• What is required:
Type out all the records again exactly.

• Exercise data:

_____

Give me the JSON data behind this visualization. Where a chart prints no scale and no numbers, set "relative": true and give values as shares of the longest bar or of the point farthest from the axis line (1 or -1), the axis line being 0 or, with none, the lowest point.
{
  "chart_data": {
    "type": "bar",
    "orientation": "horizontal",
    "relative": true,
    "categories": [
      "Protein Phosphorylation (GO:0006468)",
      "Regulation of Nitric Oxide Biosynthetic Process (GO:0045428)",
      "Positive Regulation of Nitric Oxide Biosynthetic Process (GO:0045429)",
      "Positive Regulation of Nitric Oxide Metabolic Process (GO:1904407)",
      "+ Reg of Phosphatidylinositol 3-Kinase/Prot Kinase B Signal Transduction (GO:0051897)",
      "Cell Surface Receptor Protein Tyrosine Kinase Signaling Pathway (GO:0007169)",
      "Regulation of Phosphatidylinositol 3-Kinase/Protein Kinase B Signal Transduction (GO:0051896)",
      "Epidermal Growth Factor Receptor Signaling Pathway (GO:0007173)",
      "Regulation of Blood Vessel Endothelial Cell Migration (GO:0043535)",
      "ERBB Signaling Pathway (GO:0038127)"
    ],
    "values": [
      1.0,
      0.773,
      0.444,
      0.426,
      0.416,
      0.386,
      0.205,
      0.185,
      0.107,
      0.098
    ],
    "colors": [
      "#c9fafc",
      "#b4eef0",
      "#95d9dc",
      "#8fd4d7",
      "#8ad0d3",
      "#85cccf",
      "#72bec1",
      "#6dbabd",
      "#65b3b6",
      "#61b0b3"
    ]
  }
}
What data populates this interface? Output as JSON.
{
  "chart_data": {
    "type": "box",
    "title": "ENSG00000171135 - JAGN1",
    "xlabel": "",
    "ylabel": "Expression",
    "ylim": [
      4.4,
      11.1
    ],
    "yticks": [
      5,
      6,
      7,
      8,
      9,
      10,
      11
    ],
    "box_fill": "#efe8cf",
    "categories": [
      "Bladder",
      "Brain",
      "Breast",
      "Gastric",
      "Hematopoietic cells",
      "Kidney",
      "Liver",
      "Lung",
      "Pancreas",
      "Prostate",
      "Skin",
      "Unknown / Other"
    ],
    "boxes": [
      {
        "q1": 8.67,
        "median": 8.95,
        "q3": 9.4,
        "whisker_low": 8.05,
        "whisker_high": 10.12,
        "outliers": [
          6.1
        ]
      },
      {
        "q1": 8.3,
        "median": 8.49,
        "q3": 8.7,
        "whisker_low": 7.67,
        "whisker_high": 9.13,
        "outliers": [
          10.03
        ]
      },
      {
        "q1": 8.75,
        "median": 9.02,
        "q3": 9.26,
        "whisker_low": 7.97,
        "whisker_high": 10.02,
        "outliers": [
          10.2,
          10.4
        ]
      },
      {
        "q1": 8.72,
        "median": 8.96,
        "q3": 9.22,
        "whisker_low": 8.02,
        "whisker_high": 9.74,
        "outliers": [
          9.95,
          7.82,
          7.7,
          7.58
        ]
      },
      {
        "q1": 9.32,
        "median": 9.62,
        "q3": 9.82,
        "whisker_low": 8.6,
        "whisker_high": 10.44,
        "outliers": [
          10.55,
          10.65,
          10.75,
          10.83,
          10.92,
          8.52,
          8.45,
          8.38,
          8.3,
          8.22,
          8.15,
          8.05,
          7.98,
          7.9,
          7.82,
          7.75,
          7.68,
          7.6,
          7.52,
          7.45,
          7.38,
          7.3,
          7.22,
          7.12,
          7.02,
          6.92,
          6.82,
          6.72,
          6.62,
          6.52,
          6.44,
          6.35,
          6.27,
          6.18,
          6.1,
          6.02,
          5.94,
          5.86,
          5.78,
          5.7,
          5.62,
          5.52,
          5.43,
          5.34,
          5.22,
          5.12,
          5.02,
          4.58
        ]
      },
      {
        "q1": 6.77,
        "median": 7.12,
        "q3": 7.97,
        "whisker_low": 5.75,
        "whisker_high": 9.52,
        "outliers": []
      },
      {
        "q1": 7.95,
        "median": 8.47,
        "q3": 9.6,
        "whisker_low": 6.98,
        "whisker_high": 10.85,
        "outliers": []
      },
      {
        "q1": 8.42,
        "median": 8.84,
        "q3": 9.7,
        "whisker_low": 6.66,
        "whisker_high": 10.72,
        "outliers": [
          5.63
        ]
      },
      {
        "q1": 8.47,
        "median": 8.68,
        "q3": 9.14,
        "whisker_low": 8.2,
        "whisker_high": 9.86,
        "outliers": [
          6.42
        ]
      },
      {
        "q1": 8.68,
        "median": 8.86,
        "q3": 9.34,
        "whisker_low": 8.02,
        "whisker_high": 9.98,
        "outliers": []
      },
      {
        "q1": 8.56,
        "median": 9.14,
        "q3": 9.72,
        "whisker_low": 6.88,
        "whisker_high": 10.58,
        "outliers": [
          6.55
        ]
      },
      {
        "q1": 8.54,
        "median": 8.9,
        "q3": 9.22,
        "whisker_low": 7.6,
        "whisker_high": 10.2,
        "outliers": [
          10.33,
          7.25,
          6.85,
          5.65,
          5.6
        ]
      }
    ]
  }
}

_____

• Answer section:
Give me the JSON data behind this visualization. Where a chart prints no scale and no numbers, set "relative": true and give values as shares of the longest bar or of the point farthest from the axis line (1 or -1), the axis line being 0 or, with none, the lowest point.
{
  "chart_data": {
    "type": "bar",
    "orientation": "horizontal",
    "relative": true,
    "categories": [
      "Protein Phosphorylation (GO:0006468)",
      "Regulation of Nitric Oxide Biosynthetic Process (GO:0045428)",
      "Positive Regulation of Nitric Oxide Biosynthetic Process (GO:0045429)",
      "Positive Regulation of Nitric Oxide Metabolic Process (GO:1904407)",
      "+ Reg of Phosphatidylinositol 3-Kinase/Prot Kinase B Signal Transduction (GO:0051897)",
      "Cell Surface Receptor Protein Tyrosine Kinase Signaling Pathway (GO:0007169)",
      "Regulation of Phosphatidylinositol 3-Kinase/Protein Kinase B Signal Transduction (GO:0051896)",
      "Epidermal Growth Factor Receptor Signaling Pathway (GO:0007173)",
      "Regulation of Blood Vessel Endothelial Cell Migration (GO:0043535)",
      "ERBB Signaling Pathway (GO:0038127)"
    ],
    "values": [
      1.0,
      0.773,
      0.444,
      0.426,
      0.416,
      0.386,
      0.205,
      0.185,
      0.107,
      0.098
    ],
    "colors": [
      "#c9fafc",
      "#b4eef0",
      "#95d9dc",
      "#8fd4d7",
      "#8ad0d3",
      "#85cccf",
      "#72bec1",
      "#6dbabd",
      "#65b3b6",
      "#61b0b3"
    ]
  }
}
What data populates this interface? Output as JSON.
{
  "chart_data": {
    "type": "box",
    "title": "ENSG00000171135 - JAGN1",
    "xlabel": "",
    "ylabel": "Expression",
    "ylim": [
      4.4,
      11.1
    ],
    "yticks": [
      5,
      6,
      7,
      8,
      9,
      10,
      11
    ],
    "box_fill": "#efe8cf",
    "categories": [
      "Bladder",
      "Brain",
      "Breast",
      "Gastric",
      "Hematopoietic cells",
      "Kidney",
      "Liver",
      "Lung",
      "Pancreas",
      "Prostate",
      "Skin",
      "Unknown / Other"
    ],
    "boxes": [
      {
        "q1": 8.67,
        "median": 8.95,
        "q3": 9.4,
        "whisker_low": 8.05,
        "whisker_high": 10.12,
        "outliers": [
          6.1
        ]
      },
      {
        "q1": 8.3,
        "median": 8.49,
        "q3": 8.7,
        "whisker_low": 7.67,
        "whisker_high": 9.13,
        "outliers": [
          10.03
        ]
      },
      {
        "q1": 8.75,
        "median": 9.02,
        "q3": 9.26,
        "whisker_low": 7.97,
        "whisker_high": 10.02,
        "outliers": [
          10.2,
          10.4
        ]
      },
      {
        "q1": 8.72,
        "median": 8.96,
        "q3": 9.22,
        "whisker_low": 8.02,
        "whisker_high": 9.74,
        "outliers": [
          9.95,
          7.82,
          7.7,
          7.58
        ]
      },
      {
        "q1": 9.32,
        "median": 9.62,
        "q3": 9.82,
        "whisker_low": 8.6,
        "whisker_high": 10.44,
        "outliers": [
          10.55,
          10.65,
          10.75,
          10.83,
          10.92,
          8.52,
          8.45,
          8.38,
          8.3,
          8.22,
          8.15,
          8.05,
          7.98,
          7.9,
          7.82,
          7.75,
          7.68,
          7.6,
          7.52,
          7.45,
          7.38,
          7.3,
          7.22,
          7.12,
          7.02,
          6.92,
          6.82,
          6.72,
          6.62,
          6.52,
          6.44,
          6.35,
          6.27,
          6.18,
          6.1,
          6.02,
          5.94,
          5.86,
          5.78,
          5.7,
          5.62,
          5.52,
          5.43,
          5.34,
          5.22,
          5.12,
          5.02,
          4.58
        ]
      },
      {
        "q1": 6.77,
        "median": 7.12,
        "q3": 7.97,
        "whisker_low": 5.75,
        "whisker_high": 9.52,
        "outliers": []
      },
      {
        "q1": 7.95,
        "median": 8.47,
        "q3": 9.6,
        "whisker_low": 6.98,
        "whisker_high": 10.85,
        "outliers": []
      },
      {
        "q1": 8.42,
        "median": 8.84,
        "q3": 9.7,
        "whisker_low": 6.66,
        "whisker_high": 10.72,
        "outliers": [
          5.63
        ]
      },
      {
        "q1": 8.47,
        "median": 8.68,
        "q3": 9.14,
        "whisker_low": 8.2,
        "whisker_high": 9.86,
        "outliers": [
          6.42
        ]
      },
      {
        "q1": 8.68,
        "median": 8.86,
        "q3": 9.34,
        "whisker_low": 8.02,
        "whisker_high": 9.98,
        "outliers": []
      },
      {
        "q1": 8.56,
        "median": 9.14,
        "q3": 9.72,
        "whisker_low": 6.88,
        "whisker_high": 10.58,
        "outliers": [
          6.55
        ]
      },
      {
        "q1": 8.54,
        "median": 8.9,
        "q3": 9.22,
        "whisker_low": 7.6,
        "whisker_high": 10.2,
        "outliers": [
          10.33,
          7.25,
          6.85,
          5.65,
          5.6
        ]
      }
    ]
  }
}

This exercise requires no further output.